[start]
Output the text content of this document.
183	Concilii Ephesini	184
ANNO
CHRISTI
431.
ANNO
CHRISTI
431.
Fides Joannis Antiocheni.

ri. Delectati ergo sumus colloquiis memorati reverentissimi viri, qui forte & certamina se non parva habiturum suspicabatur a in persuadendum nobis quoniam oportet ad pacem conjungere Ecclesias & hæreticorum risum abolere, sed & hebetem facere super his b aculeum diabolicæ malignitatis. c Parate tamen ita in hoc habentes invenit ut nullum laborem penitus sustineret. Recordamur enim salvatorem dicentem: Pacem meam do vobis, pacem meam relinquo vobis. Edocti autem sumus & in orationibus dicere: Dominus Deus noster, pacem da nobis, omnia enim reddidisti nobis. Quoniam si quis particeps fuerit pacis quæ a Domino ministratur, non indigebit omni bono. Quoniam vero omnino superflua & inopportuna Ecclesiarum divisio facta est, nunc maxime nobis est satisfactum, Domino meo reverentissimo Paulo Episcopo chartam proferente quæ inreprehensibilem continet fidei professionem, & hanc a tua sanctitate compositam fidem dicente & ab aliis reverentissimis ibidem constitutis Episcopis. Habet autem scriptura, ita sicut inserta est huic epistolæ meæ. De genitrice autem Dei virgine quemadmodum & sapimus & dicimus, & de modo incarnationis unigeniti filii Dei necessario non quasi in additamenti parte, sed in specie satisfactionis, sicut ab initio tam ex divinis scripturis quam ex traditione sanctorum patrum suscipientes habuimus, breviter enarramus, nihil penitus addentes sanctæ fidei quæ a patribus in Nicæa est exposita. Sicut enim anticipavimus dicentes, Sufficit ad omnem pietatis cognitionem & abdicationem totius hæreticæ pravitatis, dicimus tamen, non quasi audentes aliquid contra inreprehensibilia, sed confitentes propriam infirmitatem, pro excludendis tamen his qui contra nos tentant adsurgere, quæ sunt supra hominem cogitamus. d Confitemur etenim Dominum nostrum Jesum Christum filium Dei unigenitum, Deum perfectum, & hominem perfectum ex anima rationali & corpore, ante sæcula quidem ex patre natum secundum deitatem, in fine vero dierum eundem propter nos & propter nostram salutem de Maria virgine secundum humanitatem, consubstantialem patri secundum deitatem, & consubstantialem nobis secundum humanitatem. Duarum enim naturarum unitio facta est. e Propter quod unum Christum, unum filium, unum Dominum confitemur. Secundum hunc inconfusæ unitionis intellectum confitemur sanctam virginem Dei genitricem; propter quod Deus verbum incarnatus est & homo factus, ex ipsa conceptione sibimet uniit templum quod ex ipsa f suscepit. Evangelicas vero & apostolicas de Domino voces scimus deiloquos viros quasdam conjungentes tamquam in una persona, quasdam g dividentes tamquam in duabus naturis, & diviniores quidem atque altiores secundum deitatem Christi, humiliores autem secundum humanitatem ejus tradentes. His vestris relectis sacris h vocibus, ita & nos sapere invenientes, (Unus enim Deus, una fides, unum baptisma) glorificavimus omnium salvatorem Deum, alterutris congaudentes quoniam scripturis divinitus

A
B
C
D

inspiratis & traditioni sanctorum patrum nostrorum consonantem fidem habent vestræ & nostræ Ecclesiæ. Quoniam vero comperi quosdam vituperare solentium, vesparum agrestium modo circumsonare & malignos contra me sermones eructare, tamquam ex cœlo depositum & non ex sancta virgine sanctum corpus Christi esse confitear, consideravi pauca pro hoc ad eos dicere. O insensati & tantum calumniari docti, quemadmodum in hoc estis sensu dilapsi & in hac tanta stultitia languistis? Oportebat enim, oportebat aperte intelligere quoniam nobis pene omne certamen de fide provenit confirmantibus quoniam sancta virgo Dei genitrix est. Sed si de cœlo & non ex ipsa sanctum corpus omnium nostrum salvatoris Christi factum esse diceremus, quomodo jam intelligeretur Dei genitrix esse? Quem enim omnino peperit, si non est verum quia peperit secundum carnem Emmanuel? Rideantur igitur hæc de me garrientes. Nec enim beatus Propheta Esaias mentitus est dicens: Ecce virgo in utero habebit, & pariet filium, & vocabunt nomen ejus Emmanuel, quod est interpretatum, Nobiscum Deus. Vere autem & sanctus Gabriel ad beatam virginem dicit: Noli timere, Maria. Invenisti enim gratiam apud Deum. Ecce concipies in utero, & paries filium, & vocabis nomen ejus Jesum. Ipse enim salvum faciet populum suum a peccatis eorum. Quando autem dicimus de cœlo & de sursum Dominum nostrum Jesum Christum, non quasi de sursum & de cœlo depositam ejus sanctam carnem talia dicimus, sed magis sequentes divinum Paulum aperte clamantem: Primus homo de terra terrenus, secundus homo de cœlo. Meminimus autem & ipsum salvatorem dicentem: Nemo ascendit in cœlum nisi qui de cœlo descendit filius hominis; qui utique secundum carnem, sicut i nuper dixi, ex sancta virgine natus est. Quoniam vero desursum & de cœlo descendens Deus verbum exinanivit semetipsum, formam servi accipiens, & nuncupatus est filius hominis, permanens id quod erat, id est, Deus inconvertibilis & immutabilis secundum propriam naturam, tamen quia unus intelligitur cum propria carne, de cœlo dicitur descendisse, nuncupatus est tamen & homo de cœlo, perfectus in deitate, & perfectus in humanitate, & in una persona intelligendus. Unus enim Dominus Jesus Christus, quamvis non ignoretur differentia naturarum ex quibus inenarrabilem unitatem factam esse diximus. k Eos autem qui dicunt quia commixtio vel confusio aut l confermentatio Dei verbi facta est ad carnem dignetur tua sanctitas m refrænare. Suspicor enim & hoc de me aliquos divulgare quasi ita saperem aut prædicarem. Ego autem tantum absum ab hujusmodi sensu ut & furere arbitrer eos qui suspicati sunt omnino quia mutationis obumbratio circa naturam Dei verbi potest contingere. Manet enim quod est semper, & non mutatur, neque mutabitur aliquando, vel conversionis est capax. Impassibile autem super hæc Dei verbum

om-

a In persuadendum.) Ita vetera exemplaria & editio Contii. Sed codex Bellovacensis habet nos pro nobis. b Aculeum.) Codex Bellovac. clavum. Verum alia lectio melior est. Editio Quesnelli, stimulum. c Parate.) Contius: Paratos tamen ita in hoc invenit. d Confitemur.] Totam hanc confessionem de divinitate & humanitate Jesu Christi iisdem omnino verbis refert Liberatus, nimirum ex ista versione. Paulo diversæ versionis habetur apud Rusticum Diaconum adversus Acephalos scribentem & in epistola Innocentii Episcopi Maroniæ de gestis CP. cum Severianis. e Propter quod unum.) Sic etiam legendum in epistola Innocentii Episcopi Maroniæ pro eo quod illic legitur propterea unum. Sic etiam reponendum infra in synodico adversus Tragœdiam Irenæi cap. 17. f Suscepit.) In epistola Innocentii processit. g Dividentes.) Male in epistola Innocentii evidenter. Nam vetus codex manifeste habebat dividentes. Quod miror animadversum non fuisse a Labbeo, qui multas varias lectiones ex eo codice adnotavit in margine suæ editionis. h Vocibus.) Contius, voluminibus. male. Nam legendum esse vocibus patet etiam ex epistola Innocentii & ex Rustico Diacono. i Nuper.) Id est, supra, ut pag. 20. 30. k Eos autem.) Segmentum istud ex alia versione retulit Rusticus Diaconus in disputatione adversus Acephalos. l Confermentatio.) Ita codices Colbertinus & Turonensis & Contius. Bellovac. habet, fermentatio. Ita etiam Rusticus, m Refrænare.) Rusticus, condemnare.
[end]
:: Written exercise ::
Transcribe the material exactly as it reads.

:: The solution ::
Output the text content of this document.
183	Concilii Ephesini	184
ANNO
CHRISTI
431.
ANNO
CHRISTI
431.
Fides Joannis Antiocheni.

ri. Delectati ergo sumus colloquiis memorati reverentissimi viri, qui forte & certamina se non parva habiturum suspicabatur a in persuadendum nobis quoniam oportet ad pacem conjungere Ecclesias & hæreticorum risum abolere, sed & hebetem facere super his b aculeum diabolicæ malignitatis. c Parate tamen ita in hoc habentes invenit ut nullum laborem penitus sustineret. Recordamur enim salvatorem dicentem: Pacem meam do vobis, pacem meam relinquo vobis. Edocti autem sumus & in orationibus dicere: Dominus Deus noster, pacem da nobis, omnia enim reddidisti nobis. Quoniam si quis particeps fuerit pacis quæ a Domino ministratur, non indigebit omni bono. Quoniam vero omnino superflua & inopportuna Ecclesiarum divisio facta est, nunc maxime nobis est satisfactum, Domino meo reverentissimo Paulo Episcopo chartam proferente quæ inreprehensibilem continet fidei professionem, & hanc a tua sanctitate compositam fidem dicente & ab aliis reverentissimis ibidem constitutis Episcopis. Habet autem scriptura, ita sicut inserta est huic epistolæ meæ. De genitrice autem Dei virgine quemadmodum & sapimus & dicimus, & de modo incarnationis unigeniti filii Dei necessario non quasi in additamenti parte, sed in specie satisfactionis, sicut ab initio tam ex divinis scripturis quam ex traditione sanctorum patrum suscipientes habuimus, breviter enarramus, nihil penitus addentes sanctæ fidei quæ a patribus in Nicæa est exposita. Sicut enim anticipavimus dicentes, Sufficit ad omnem pietatis cognitionem & abdicationem totius hæreticæ pravitatis, dicimus tamen, non quasi audentes aliquid contra inreprehensibilia, sed confitentes propriam infirmitatem, pro excludendis tamen his qui contra nos tentant adsurgere, quæ sunt supra hominem cogitamus. d Confitemur etenim Dominum nostrum Jesum Christum filium Dei unigenitum, Deum perfectum, & hominem perfectum ex anima rationali & corpore, ante sæcula quidem ex patre natum secundum deitatem, in fine vero dierum eundem propter nos & propter nostram salutem de Maria virgine secundum humanitatem, consubstantialem patri secundum deitatem, & consubstantialem nobis secundum humanitatem. Duarum enim naturarum unitio facta est. e Propter quod unum Christum, unum filium, unum Dominum confitemur. Secundum hunc inconfusæ unitionis intellectum confitemur sanctam virginem Dei genitricem; propter quod Deus verbum incarnatus est & homo factus, ex ipsa conceptione sibimet uniit templum quod ex ipsa f suscepit. Evangelicas vero & apostolicas de Domino voces scimus deiloquos viros quasdam conjungentes tamquam in una persona, quasdam g dividentes tamquam in duabus naturis, & diviniores quidem atque altiores secundum deitatem Christi, humiliores autem secundum humanitatem ejus tradentes. His vestris relectis sacris h vocibus, ita & nos sapere invenientes, (Unus enim Deus, una fides, unum baptisma) glorificavimus omnium salvatorem Deum, alterutris congaudentes quoniam scripturis divinitus

A
B
C
D

inspiratis & traditioni sanctorum patrum nostrorum consonantem fidem habent vestræ & nostræ Ecclesiæ. Quoniam vero comperi quosdam vituperare solentium, vesparum agrestium modo circumsonare & malignos contra me sermones eructare, tamquam ex cœlo depositum & non ex sancta virgine sanctum corpus Christi esse confitear, consideravi pauca pro hoc ad eos dicere. O insensati & tantum calumniari docti, quemadmodum in hoc estis sensu dilapsi & in hac tanta stultitia languistis? Oportebat enim, oportebat aperte intelligere quoniam nobis pene omne certamen de fide provenit confirmantibus quoniam sancta virgo Dei genitrix est. Sed si de cœlo & non ex ipsa sanctum corpus omnium nostrum salvatoris Christi factum esse diceremus, quomodo jam intelligeretur Dei genitrix esse? Quem enim omnino peperit, si non est verum quia peperit secundum carnem Emmanuel? Rideantur igitur hæc de me garrientes. Nec enim beatus Propheta Esaias mentitus est dicens: Ecce virgo in utero habebit, & pariet filium, & vocabunt nomen ejus Emmanuel, quod est interpretatum, Nobiscum Deus. Vere autem & sanctus Gabriel ad beatam virginem dicit: Noli timere, Maria. Invenisti enim gratiam apud Deum. Ecce concipies in utero, & paries filium, & vocabis nomen ejus Jesum. Ipse enim salvum faciet populum suum a peccatis eorum. Quando autem dicimus de cœlo & de sursum Dominum nostrum Jesum Christum, non quasi de sursum & de cœlo depositam ejus sanctam carnem talia dicimus, sed magis sequentes divinum Paulum aperte clamantem: Primus homo de terra terrenus, secundus homo de cœlo. Meminimus autem & ipsum salvatorem dicentem: Nemo ascendit in cœlum nisi qui de cœlo descendit filius hominis; qui utique secundum carnem, sicut i nuper dixi, ex sancta virgine natus est. Quoniam vero desursum & de cœlo descendens Deus verbum exinanivit semetipsum, formam servi accipiens, & nuncupatus est filius hominis, permanens id quod erat, id est, Deus inconvertibilis & immutabilis secundum propriam naturam, tamen quia unus intelligitur cum propria carne, de cœlo dicitur descendisse, nuncupatus est tamen & homo de cœlo, perfectus in deitate, & perfectus in humanitate, & in una persona intelligendus. Unus enim Dominus Jesus Christus, quamvis non ignoretur differentia naturarum ex quibus inenarrabilem unitatem factam esse diximus. k Eos autem qui dicunt quia commixtio vel confusio aut l confermentatio Dei verbi facta est ad carnem dignetur tua sanctitas m refrænare. Suspicor enim & hoc de me aliquos divulgare quasi ita saperem aut prædicarem. Ego autem tantum absum ab hujusmodi sensu ut & furere arbitrer eos qui suspicati sunt omnino quia mutationis obumbratio circa naturam Dei verbi potest contingere. Manet enim quod est semper, & non mutatur, neque mutabitur aliquando, vel conversionis est capax. Impassibile autem super hæc Dei verbum

om-

a In persuadendum.) Ita vetera exemplaria & editio Contii. Sed codex Bellovacensis habet nos pro nobis. b Aculeum.) Codex Bellovac. clavum. Verum alia lectio melior est. Editio Quesnelli, stimulum. c Parate.) Contius: Paratos tamen ita in hoc invenit. d Confitemur.] Totam hanc confessionem de divinitate & humanitate Jesu Christi iisdem omnino verbis refert Liberatus, nimirum ex ista versione. Paulo diversæ versionis habetur apud Rusticum Diaconum adversus Acephalos scribentem & in epistola Innocentii Episcopi Maroniæ de gestis CP. cum Severianis. e Propter quod unum.) Sic etiam legendum in epistola Innocentii Episcopi Maroniæ pro eo quod illic legitur propterea unum. Sic etiam reponendum infra in synodico adversus Tragœdiam Irenæi cap. 17. f Suscepit.) In epistola Innocentii processit. g Dividentes.) Male in epistola Innocentii evidenter. Nam vetus codex manifeste habebat dividentes. Quod miror animadversum non fuisse a Labbeo, qui multas varias lectiones ex eo codice adnotavit in margine suæ editionis. h Vocibus.) Contius, voluminibus. male. Nam legendum esse vocibus patet etiam ex epistola Innocentii & ex Rustico Diacono. i Nuper.) Id est, supra, ut pag. 20. 30. k Eos autem.) Segmentum istud ex alia versione retulit Rusticus Diaconus in disputatione adversus Acephalos. l Confermentatio.) Ita codices Colbertinus & Turonensis & Contius. Bellovac. habet, fermentatio. Ita etiam Rusticus, m Refrænare.) Rusticus, condemnare.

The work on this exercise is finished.